Given data:
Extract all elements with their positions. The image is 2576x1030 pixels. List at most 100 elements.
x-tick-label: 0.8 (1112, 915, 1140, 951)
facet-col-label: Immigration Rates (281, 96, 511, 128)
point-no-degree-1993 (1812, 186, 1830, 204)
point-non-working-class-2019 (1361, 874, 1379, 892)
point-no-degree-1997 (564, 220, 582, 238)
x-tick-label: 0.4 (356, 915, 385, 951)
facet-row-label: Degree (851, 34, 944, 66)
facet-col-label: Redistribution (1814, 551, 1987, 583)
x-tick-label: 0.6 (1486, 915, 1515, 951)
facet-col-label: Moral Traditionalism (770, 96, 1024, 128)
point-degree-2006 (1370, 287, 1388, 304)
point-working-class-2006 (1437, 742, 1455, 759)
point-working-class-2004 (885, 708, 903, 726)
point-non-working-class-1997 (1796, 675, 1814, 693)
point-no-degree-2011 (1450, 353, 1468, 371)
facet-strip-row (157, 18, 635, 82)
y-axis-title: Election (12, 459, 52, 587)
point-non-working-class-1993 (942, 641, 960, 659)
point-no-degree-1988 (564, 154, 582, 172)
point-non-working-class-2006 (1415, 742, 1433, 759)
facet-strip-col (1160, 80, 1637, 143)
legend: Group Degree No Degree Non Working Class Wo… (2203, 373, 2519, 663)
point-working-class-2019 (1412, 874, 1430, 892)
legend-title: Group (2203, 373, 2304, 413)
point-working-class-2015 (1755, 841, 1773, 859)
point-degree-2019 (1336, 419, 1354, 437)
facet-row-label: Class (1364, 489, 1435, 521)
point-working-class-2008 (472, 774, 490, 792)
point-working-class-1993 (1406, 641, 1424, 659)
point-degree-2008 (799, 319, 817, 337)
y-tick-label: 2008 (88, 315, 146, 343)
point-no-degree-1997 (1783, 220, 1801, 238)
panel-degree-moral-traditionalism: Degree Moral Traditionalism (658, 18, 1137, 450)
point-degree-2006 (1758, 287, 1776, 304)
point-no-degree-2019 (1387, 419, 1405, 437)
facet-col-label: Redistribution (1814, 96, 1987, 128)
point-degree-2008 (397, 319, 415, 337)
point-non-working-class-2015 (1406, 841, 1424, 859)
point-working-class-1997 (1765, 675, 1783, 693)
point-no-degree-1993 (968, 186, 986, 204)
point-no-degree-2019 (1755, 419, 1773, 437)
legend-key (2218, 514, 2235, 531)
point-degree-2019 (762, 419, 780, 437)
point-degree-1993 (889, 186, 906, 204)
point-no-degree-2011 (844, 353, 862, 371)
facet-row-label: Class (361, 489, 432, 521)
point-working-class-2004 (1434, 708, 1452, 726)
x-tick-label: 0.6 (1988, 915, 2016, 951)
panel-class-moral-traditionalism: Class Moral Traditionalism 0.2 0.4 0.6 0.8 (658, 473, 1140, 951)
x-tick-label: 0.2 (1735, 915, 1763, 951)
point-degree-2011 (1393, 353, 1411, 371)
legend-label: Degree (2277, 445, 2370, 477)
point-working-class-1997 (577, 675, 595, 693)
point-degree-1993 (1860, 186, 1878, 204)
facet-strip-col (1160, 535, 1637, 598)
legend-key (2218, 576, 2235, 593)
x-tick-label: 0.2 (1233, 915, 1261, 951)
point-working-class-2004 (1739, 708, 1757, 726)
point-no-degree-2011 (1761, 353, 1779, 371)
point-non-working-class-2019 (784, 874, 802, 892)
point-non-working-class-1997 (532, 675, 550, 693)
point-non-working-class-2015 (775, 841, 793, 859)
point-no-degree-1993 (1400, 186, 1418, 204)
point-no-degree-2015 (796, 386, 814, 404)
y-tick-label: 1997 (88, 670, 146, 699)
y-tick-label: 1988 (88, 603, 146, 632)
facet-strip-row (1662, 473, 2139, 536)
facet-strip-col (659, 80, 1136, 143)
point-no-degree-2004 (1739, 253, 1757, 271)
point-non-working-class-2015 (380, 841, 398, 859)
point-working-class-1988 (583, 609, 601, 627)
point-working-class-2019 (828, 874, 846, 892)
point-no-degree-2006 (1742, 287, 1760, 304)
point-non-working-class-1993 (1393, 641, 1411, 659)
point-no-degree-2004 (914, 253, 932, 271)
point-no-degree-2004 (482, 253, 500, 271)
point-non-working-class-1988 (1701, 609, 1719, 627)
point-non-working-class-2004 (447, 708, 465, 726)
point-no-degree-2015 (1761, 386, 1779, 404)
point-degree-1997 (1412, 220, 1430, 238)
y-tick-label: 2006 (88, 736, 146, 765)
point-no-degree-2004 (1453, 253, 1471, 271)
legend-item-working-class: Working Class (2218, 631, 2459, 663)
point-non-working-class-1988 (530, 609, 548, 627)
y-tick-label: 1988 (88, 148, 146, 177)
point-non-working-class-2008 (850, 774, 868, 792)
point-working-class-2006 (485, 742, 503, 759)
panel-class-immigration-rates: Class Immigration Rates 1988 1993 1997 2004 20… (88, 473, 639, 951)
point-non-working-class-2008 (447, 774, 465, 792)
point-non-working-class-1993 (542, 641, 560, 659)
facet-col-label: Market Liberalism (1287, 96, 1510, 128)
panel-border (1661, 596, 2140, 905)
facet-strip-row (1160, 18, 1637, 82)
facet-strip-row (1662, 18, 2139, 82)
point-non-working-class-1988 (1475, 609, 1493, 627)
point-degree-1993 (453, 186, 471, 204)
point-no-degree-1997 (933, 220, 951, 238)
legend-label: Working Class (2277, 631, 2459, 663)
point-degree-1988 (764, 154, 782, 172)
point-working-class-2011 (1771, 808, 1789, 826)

Written request: Render every line above as a numbered list, omitting any blank lines.

Exercise answer:
1. Extract all elements with their positions. The image is 2576x1030 pixels. List at most 100 elements.
2. x-tick-label: 0.8 (1112, 915, 1140, 951)
3. facet-col-label: Immigration Rates (281, 96, 511, 128)
4. point-no-degree-1993 (1812, 186, 1830, 204)
5. point-non-working-class-2019 (1361, 874, 1379, 892)
6. point-no-degree-1997 (564, 220, 582, 238)
7. x-tick-label: 0.4 (356, 915, 385, 951)
8. facet-row-label: Degree (851, 34, 944, 66)
9. facet-col-label: Redistribution (1814, 551, 1987, 583)
10. x-tick-label: 0.6 (1486, 915, 1515, 951)
11. facet-col-label: Moral Traditionalism (770, 96, 1024, 128)
12. point-degree-2006 (1370, 287, 1388, 304)
13. point-working-class-2006 (1437, 742, 1455, 759)
14. point-working-class-2004 (885, 708, 903, 726)
15. point-non-working-class-1997 (1796, 675, 1814, 693)
16. point-no-degree-2011 (1450, 353, 1468, 371)
17. facet-strip-row (157, 18, 635, 82)
18. y-axis-title: Election (12, 459, 52, 587)
19. point-non-working-class-1993 (942, 641, 960, 659)
20. point-no-degree-1988 (564, 154, 582, 172)
21. point-non-working-class-2006 (1415, 742, 1433, 759)
22. facet-strip-col (1160, 80, 1637, 143)
23. legend: Group Degree No Degree Non Working Class Wo… (2203, 373, 2519, 663)
24. point-working-class-2019 (1412, 874, 1430, 892)
25. legend-title: Group (2203, 373, 2304, 413)
26. point-working-class-2015 (1755, 841, 1773, 859)
27. point-degree-2019 (1336, 419, 1354, 437)
28. facet-row-label: Class (1364, 489, 1435, 521)
29. point-working-class-2008 (472, 774, 490, 792)
30. point-working-class-1993 (1406, 641, 1424, 659)
31. point-degree-2008 (799, 319, 817, 337)
32. y-tick-label: 2008 (88, 315, 146, 343)
33. point-no-degree-1997 (1783, 220, 1801, 238)
34. panel-degree-moral-traditionalism: Degree Moral Traditionalism (658, 18, 1137, 450)
35. point-degree-2006 (1758, 287, 1776, 304)
36. point-no-degree-2019 (1387, 419, 1405, 437)
37. facet-col-label: Redistribution (1814, 96, 1987, 128)
38. point-degree-2008 (397, 319, 415, 337)
39. point-non-working-class-2015 (1406, 841, 1424, 859)
40. point-working-class-1997 (1765, 675, 1783, 693)
41. point-no-degree-1993 (968, 186, 986, 204)
42. point-no-degree-2019 (1755, 419, 1773, 437)
43. legend-key (2218, 514, 2235, 531)
44. point-degree-2019 (762, 419, 780, 437)
45. point-degree-1993 (889, 186, 906, 204)
46. point-no-degree-2011 (844, 353, 862, 371)
47. facet-row-label: Class (361, 489, 432, 521)
48. point-working-class-2004 (1434, 708, 1452, 726)
49. x-tick-label: 0.6 (1988, 915, 2016, 951)
50. panel-class-moral-traditionalism: Class Moral Traditionalism 0.2 0.4 0.6 0.8 (658, 473, 1140, 951)
51. x-tick-label: 0.2 (1735, 915, 1763, 951)
52. point-degree-2011 (1393, 353, 1411, 371)
53. legend-label: Degree (2277, 445, 2370, 477)
54. point-working-class-1997 (577, 675, 595, 693)
55. point-degree-1993 (1860, 186, 1878, 204)
56. facet-strip-col (1160, 535, 1637, 598)
57. legend-key (2218, 576, 2235, 593)
58. x-tick-label: 0.2 (1233, 915, 1261, 951)
59. point-working-class-2004 (1739, 708, 1757, 726)
60. point-no-degree-2011 (1761, 353, 1779, 371)
61. point-non-working-class-2019 (784, 874, 802, 892)
62. point-non-working-class-1997 (532, 675, 550, 693)
63. point-non-working-class-2015 (775, 841, 793, 859)
64. point-no-degree-1993 (1400, 186, 1418, 204)
65. point-no-degree-2015 (796, 386, 814, 404)
66. y-tick-label: 1997 (88, 670, 146, 699)
67. y-tick-label: 1988 (88, 603, 146, 632)
68. facet-strip-row (1662, 473, 2139, 536)
69. facet-strip-col (659, 80, 1136, 143)
70. point-no-degree-2004 (1739, 253, 1757, 271)
71. point-non-working-class-2015 (380, 841, 398, 859)
72. point-working-class-1988 (583, 609, 601, 627)
73. point-working-class-2019 (828, 874, 846, 892)
74. point-no-degree-2006 (1742, 287, 1760, 304)
75. point-non-working-class-1993 (1393, 641, 1411, 659)
76. point-no-degree-2004 (914, 253, 932, 271)
77. point-no-degree-2004 (482, 253, 500, 271)
78. point-non-working-class-1988 (1701, 609, 1719, 627)
79. point-non-working-class-2004 (447, 708, 465, 726)
80. point-no-degree-2015 (1761, 386, 1779, 404)
81. point-degree-1997 (1412, 220, 1430, 238)
82. y-tick-label: 2006 (88, 736, 146, 765)
83. point-no-degree-2004 (1453, 253, 1471, 271)
84. legend-item-working-class: Working Class (2218, 631, 2459, 663)
85. point-non-working-class-1988 (530, 609, 548, 627)
86. y-tick-label: 1988 (88, 148, 146, 177)
87. point-non-working-class-2008 (850, 774, 868, 792)
88. point-working-class-2006 (485, 742, 503, 759)
89. panel-class-immigration-rates: Class Immigration Rates 1988 1993 1997 2004 20… (88, 473, 639, 951)
90. point-non-working-class-2008 (447, 774, 465, 792)
91. point-non-working-class-1993 (542, 641, 560, 659)
92. facet-col-label: Market Liberalism (1287, 96, 1510, 128)
93. panel-border (1661, 596, 2140, 905)
94. facet-strip-row (1160, 18, 1637, 82)
95. facet-strip-row (1662, 18, 2139, 82)
96. point-non-working-class-1988 (1475, 609, 1493, 627)
97. point-degree-1993 (453, 186, 471, 204)
98. point-no-degree-1997 (933, 220, 951, 238)
99. legend-label: Working Class (2277, 631, 2459, 663)
100. point-degree-1988 (764, 154, 782, 172)
101. point-working-class-2011 (1771, 808, 1789, 826)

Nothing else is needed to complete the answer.